Could you set down the WLCG Operations Coordination minutes below in full, word for word?

Given passage -
↓↓↓

WLCG Operations Coordination Minutes, Oct 1, 2020
Highlights
Agenda
https://indico.cern.ch/event/959819/
Attendance
- local:
- remote: Alessandra (Napoli), Andrew (TRIUMF), Christoph (CMS), Concezio (LHCb), David B (IN2P3-CC), David Cameron (ATLAS), David Cohen (Technion), David S (ATLAS), Federico (LHCb), Giuseppe (CMS), Horst (US-ATLAS + OU), Johannes (ATLAS), Julia (WLCG), Laurence (VOMS), Maarten (WLCG + ALICE), Matt (Lancaster), Nikolay (CMS), Panos (WLCG), Stephan (CMS), Xavier (KIT)
- apologies:
Operations News
- the next meeting is planned for Nov 5
Special topics
WLCG storage workshop
see the
presentation
Discussion
- David B: can also the Google Doc be used for input?
- Julia: yes, we will send the link
WLCG Critical Services update
Please have a look at the new version of the
WLCG Critical Services page.
Its contents and layout have changed according to ideas and
observations that were discussed and agreed in Ops Coordination
meetings earlier this year. The new version has functionality added
to help identify those services that need the most attention to
their implementation and operation, to try and prevent outages
as much as feasible and/or minimize the effects of their outages.

↑↑↑

Data extract -

↓↓↓

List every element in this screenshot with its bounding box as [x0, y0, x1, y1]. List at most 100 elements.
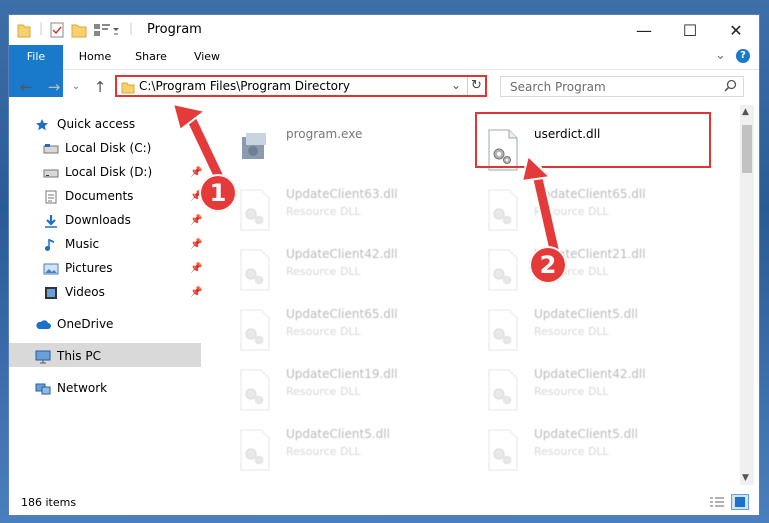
- drive-icon: [43, 165, 59, 179]
- download-icon: [43, 213, 59, 228]
- file-name: UpdateClient5.dll: [534, 427, 638, 441]
- file-name: UpdateClient42.dll: [286, 247, 398, 261]
- folder-icon: [17, 21, 31, 39]
- sidebar-item-label: Network: [57, 381, 108, 395]
- ribbon-tabs: File Home Share View ⌄ ?: [9, 45, 759, 97]
- file-name: UpdateClient63.dll: [286, 187, 398, 201]
- sidebar-item-label: Local Disk (D:): [65, 165, 153, 179]
- dll-file-icon: [486, 249, 520, 291]
- scroll-down-icon[interactable]: ▼: [742, 473, 749, 483]
- dll-file-icon: [486, 309, 520, 351]
- pin-icon[interactable]: 📌: [190, 215, 202, 226]
- close-button[interactable]: ✕: [713, 15, 759, 45]
- chevron-down-icon[interactable]: ⌄: [715, 48, 726, 63]
- dll-file-icon: [238, 429, 272, 471]
- file-description: Resource DLL: [286, 265, 361, 278]
- sidebar-item-local-disk-d[interactable]: Local Disk (D:): [43, 161, 152, 183]
- tab-share[interactable]: Share: [131, 45, 171, 69]
- forward-arrow-icon[interactable]: →: [45, 78, 63, 96]
- customize-toolbar-icon[interactable]: [93, 21, 121, 39]
- dll-file-icon: [238, 189, 272, 231]
- chevron-down-icon[interactable]: ⌄: [451, 78, 461, 92]
- scroll-up-icon[interactable]: ▲: [742, 107, 749, 117]
- refresh-icon[interactable]: ↻: [471, 78, 482, 93]
- sidebar-item-label: Videos: [65, 285, 105, 299]
- search-icon[interactable]: [724, 79, 737, 95]
- scrollbar-thumb[interactable]: [742, 125, 752, 173]
- sidebar-item-pictures[interactable]: Pictures: [43, 257, 113, 279]
- navigation-pane: Quick access Local Disk (C:) Local Disk …: [9, 105, 204, 485]
- sidebar-item-quick-access[interactable]: Quick access: [35, 113, 135, 135]
- file-name: UpdateClient65.dll: [286, 307, 398, 321]
- dll-file-icon: [486, 429, 520, 471]
- search-input[interactable]: Search Program: [500, 76, 744, 97]
- sidebar-item-this-pc[interactable]: This PC: [35, 345, 101, 367]
- sidebar-item-onedrive[interactable]: OneDrive: [35, 313, 113, 335]
- file-description: Resource DLL: [534, 385, 609, 398]
- sidebar-item-label: Documents: [65, 189, 134, 203]
- pictures-icon: [43, 261, 59, 275]
- folder-icon: [121, 80, 135, 97]
- large-icons-view-icon[interactable]: [731, 494, 749, 510]
- step-1-badge: 1: [199, 174, 237, 212]
- file-description: Resource DLL: [286, 445, 361, 458]
- sidebar-item-videos[interactable]: Videos: [43, 281, 105, 303]
- divider: |: [129, 21, 134, 35]
- recent-locations-icon[interactable]: ⌄: [67, 78, 85, 96]
- sidebar-item-local-disk-c[interactable]: Local Disk (C:): [43, 137, 151, 159]
- list-item[interactable]: UpdateClient21.dll Resource DLL: [486, 245, 726, 297]
- videos-icon: [43, 285, 59, 299]
- list-item[interactable]: UpdateClient63.dll Resource DLL: [238, 185, 478, 237]
- star-icon: [35, 117, 51, 131]
- list-item[interactable]: UpdateClient42.dll Resource DLL: [486, 365, 726, 417]
- file-name: UpdateClient19.dll: [286, 367, 398, 381]
- computer-icon: [35, 349, 51, 364]
- pin-icon[interactable]: 📌: [190, 167, 202, 178]
- address-bar[interactable]: C:\Program Files\Program Directory ⌄ ↻: [115, 75, 487, 97]
- file-name: program.exe: [286, 127, 363, 141]
- list-item[interactable]: UpdateClient5.dll Resource DLL: [486, 425, 726, 477]
- tab-home[interactable]: Home: [75, 45, 115, 69]
- sidebar-item-label: Music: [65, 237, 100, 251]
- list-item[interactable]: UpdateClient42.dll Resource DLL: [238, 245, 478, 297]
- scrollbar[interactable]: ▲ ▼: [740, 105, 754, 485]
- pin-icon[interactable]: 📌: [190, 263, 202, 274]
- sidebar-item-downloads[interactable]: Downloads: [43, 209, 131, 231]
- pin-icon[interactable]: 📌: [190, 239, 202, 250]
- application-icon: [238, 129, 272, 171]
- file-description: Resource DLL: [534, 325, 609, 338]
- tab-view[interactable]: View: [187, 45, 227, 69]
- maximize-button[interactable]: ☐: [667, 15, 713, 45]
- sidebar-item-documents[interactable]: Documents: [43, 185, 133, 207]
- sidebar-item-label: Quick access: [57, 117, 136, 131]
- up-arrow-icon[interactable]: ↑: [91, 78, 109, 96]
- list-item[interactable]: UpdateClient65.dll Resource DLL: [486, 185, 726, 237]
- details-view-icon[interactable]: [709, 495, 725, 512]
- list-item[interactable]: UpdateClient5.dll Resource DLL: [238, 425, 478, 477]
- list-item[interactable]: UpdateClient5.dll Resource DLL: [486, 305, 726, 357]
- drive-icon: [43, 141, 59, 155]
- dll-file-icon: [486, 189, 520, 231]
- file-name: UpdateClient5.dll: [286, 427, 390, 441]
- sidebar-item-network[interactable]: Network: [35, 377, 107, 399]
- file-name: UpdateClient65.dll: [534, 187, 646, 201]
- documents-icon: [43, 189, 59, 204]
- sidebar-item-label: Pictures: [65, 261, 113, 275]
- sidebar-item-label: Local Disk (C:): [65, 141, 152, 155]
- help-icon[interactable]: ?: [736, 49, 750, 63]
- address-row: ← → ⌄ ↑ C:\Program Files\Program Directo…: [9, 70, 759, 104]
- dll-file-icon: [238, 369, 272, 411]
- list-item[interactable]: program.exe: [238, 125, 478, 177]
- minimize-button[interactable]: —: [621, 15, 667, 45]
- file-name: UpdateClient42.dll: [534, 367, 646, 381]
- pin-icon[interactable]: 📌: [190, 287, 202, 298]
- list-item[interactable]: UpdateClient19.dll Resource DLL: [238, 365, 478, 417]
- cloud-icon: [35, 317, 51, 331]
- sidebar-item-label: OneDrive: [57, 317, 114, 331]
- back-arrow-icon[interactable]: ←: [17, 78, 35, 96]
- file-name: UpdateClient5.dll: [534, 307, 638, 321]
- sidebar-item-music[interactable]: Music: [43, 233, 99, 255]
- new-folder-icon[interactable]: [71, 21, 87, 39]
- properties-icon[interactable]: [49, 21, 65, 39]
- list-item[interactable]: UpdateClient65.dll Resource DLL: [238, 305, 478, 357]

↑↑↑

Solution to this task -
WLCG Operations Coordination Minutes, Oct 1, 2020
Highlights
Agenda
https://indico.cern.ch/event/959819/
Attendance
- local:
- remote: Alessandra (Napoli), Andrew (TRIUMF), Christoph (CMS), Concezio (LHCb), David B (IN2P3-CC), David Cameron (ATLAS), David Cohen (Technion), David S (ATLAS), Federico (LHCb), Giuseppe (CMS), Horst (US-ATLAS + OU), Johannes (ATLAS), Julia (WLCG), Laurence (VOMS), Maarten (WLCG + ALICE), Matt (Lancaster), Nikolay (CMS), Panos (WLCG), Stephan (CMS), Xavier (KIT)
- apologies:
Operations News
- the next meeting is planned for Nov 5
Special topics
WLCG storage workshop
see the
presentation
Discussion
- David B: can also the Google Doc be used for input?
- Julia: yes, we will send the link
WLCG Critical Services update
Please have a look at the new version of the
WLCG Critical Services page.
Its contents and layout have changed according to ideas and
observations that were discussed and agreed in Ops Coordination
meetings earlier this year. The new version has functionality added
to help identify those services that need the most attention to
their implementation and operation, to try and prevent outages
as much as feasible and/or minimize the effects of their outages.